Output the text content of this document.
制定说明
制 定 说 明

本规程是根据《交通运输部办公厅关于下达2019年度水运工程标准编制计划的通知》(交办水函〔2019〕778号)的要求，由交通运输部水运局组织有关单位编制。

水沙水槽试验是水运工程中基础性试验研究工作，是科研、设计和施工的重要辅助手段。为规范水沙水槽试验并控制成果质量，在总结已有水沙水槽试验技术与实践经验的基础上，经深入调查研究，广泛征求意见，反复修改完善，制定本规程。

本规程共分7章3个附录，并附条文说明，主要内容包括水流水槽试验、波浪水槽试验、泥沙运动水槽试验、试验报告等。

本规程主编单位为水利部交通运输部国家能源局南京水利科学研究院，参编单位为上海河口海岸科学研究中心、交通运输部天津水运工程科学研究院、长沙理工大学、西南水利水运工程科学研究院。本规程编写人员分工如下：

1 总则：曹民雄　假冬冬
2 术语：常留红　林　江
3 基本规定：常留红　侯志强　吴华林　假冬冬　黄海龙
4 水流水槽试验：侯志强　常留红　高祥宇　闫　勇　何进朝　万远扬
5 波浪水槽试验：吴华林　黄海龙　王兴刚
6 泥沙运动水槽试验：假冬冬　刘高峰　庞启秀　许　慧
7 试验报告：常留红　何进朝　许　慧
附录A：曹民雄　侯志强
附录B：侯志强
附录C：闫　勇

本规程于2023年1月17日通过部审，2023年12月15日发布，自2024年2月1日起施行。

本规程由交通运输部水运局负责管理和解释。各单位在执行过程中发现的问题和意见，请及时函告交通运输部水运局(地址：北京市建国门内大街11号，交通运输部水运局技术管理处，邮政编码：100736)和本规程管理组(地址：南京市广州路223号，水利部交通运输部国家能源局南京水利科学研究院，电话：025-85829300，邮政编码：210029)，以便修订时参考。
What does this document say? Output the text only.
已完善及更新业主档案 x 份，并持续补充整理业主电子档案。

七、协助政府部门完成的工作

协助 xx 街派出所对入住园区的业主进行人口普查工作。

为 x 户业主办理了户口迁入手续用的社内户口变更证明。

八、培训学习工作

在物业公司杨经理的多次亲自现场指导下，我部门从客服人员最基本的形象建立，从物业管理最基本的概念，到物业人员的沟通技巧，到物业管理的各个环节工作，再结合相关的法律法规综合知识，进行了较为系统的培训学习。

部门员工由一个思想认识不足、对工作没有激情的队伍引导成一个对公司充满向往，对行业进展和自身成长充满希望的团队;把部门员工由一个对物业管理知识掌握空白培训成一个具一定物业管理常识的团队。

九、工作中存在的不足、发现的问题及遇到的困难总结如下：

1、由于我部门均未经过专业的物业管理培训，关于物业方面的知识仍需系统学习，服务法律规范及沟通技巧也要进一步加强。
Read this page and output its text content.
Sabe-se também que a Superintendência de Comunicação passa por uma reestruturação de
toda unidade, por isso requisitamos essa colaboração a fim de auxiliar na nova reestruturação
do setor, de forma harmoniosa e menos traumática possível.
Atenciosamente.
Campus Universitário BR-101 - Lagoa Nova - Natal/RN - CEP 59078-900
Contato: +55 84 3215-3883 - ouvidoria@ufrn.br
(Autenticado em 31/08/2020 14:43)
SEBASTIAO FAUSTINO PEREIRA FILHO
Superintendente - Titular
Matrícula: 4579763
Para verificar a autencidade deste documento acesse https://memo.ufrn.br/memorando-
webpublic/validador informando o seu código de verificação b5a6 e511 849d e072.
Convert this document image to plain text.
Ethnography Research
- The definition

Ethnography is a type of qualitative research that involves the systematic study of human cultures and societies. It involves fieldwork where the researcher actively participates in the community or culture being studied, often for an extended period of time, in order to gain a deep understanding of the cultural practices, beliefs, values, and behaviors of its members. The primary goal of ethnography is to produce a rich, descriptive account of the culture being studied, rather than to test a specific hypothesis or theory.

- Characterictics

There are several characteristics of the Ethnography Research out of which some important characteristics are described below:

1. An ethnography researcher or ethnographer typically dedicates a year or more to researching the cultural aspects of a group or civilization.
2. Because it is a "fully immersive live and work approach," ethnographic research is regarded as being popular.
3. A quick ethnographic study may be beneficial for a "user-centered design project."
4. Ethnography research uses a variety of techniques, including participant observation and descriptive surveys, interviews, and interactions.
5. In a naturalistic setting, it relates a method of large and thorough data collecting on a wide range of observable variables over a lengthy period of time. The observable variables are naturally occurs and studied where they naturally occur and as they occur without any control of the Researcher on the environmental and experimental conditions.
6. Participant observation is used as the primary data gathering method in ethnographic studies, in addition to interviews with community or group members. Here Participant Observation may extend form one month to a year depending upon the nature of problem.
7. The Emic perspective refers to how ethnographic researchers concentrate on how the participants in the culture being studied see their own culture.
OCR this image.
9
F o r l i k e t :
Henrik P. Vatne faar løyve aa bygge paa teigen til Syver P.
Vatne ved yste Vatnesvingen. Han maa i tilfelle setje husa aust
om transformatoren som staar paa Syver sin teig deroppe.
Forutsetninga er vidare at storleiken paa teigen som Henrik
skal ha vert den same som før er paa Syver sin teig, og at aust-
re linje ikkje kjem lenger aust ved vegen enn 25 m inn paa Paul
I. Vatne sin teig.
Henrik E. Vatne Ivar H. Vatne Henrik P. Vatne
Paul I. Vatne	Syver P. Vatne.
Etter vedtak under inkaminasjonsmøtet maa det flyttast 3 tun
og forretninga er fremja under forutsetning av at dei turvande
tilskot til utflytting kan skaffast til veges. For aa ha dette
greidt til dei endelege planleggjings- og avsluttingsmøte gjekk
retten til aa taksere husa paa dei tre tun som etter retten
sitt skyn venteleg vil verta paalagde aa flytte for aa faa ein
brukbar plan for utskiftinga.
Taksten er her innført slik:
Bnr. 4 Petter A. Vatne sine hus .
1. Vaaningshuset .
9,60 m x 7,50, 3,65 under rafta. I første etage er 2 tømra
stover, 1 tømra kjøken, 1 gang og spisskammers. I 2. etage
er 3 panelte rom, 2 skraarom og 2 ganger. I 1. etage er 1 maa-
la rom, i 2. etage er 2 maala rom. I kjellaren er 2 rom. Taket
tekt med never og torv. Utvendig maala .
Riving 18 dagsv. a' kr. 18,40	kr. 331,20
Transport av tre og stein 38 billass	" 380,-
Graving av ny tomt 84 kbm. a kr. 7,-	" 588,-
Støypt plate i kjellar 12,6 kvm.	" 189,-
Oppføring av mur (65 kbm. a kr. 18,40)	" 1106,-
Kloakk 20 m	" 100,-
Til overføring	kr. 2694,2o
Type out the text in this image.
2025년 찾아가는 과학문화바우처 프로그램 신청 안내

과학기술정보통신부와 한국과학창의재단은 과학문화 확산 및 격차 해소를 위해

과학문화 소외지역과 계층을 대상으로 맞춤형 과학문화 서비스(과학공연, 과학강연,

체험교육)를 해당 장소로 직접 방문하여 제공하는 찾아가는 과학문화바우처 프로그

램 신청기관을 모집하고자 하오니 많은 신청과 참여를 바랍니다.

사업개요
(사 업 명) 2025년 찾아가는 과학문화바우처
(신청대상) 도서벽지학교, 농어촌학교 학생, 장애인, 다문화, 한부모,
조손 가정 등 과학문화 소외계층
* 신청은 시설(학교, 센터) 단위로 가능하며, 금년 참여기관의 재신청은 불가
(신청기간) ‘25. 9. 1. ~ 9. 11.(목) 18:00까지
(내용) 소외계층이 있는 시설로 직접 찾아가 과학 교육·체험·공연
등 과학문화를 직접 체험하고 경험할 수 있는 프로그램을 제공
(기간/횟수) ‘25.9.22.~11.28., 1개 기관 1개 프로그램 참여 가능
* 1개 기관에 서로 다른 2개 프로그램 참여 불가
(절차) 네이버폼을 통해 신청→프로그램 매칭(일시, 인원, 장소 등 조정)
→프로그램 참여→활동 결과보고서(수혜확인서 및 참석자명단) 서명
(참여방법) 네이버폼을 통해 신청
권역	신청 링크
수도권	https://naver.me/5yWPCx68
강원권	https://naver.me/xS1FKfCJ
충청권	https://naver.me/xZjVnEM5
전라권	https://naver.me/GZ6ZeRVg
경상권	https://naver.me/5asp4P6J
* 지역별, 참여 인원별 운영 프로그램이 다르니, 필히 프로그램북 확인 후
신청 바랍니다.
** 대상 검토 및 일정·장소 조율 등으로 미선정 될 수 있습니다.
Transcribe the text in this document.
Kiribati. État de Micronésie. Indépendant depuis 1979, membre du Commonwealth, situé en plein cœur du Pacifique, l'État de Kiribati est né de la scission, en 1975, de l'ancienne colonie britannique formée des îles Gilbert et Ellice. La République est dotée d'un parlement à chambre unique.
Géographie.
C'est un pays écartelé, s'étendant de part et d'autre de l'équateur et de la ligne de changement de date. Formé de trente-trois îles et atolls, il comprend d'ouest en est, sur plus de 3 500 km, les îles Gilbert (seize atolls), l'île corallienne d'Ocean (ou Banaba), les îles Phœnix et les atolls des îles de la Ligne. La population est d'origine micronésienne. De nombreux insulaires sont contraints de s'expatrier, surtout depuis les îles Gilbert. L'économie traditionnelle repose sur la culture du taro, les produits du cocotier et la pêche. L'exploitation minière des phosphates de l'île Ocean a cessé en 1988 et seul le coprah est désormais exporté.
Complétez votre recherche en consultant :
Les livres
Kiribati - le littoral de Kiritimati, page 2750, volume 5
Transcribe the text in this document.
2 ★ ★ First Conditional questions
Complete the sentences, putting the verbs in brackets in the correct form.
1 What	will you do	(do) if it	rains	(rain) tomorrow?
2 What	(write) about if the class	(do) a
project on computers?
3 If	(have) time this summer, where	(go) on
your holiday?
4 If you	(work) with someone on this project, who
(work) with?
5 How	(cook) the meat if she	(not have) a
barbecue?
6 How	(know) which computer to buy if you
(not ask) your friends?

WRITTEN EXERCISE: Search the lines for the string "interviews" and copy every line that has it.

OUTPUT FOR THIS TASK:
4. Ethnography research uses a variety of techniques, including participant observation and descriptive surveys, interviews, and interactions.
6. Participant observation is used as the primary data gathering method in ethnographic studies, in addition to interviews with community or group members. Here Participant Observation may extend form one month to a year depending upon the nature of problem.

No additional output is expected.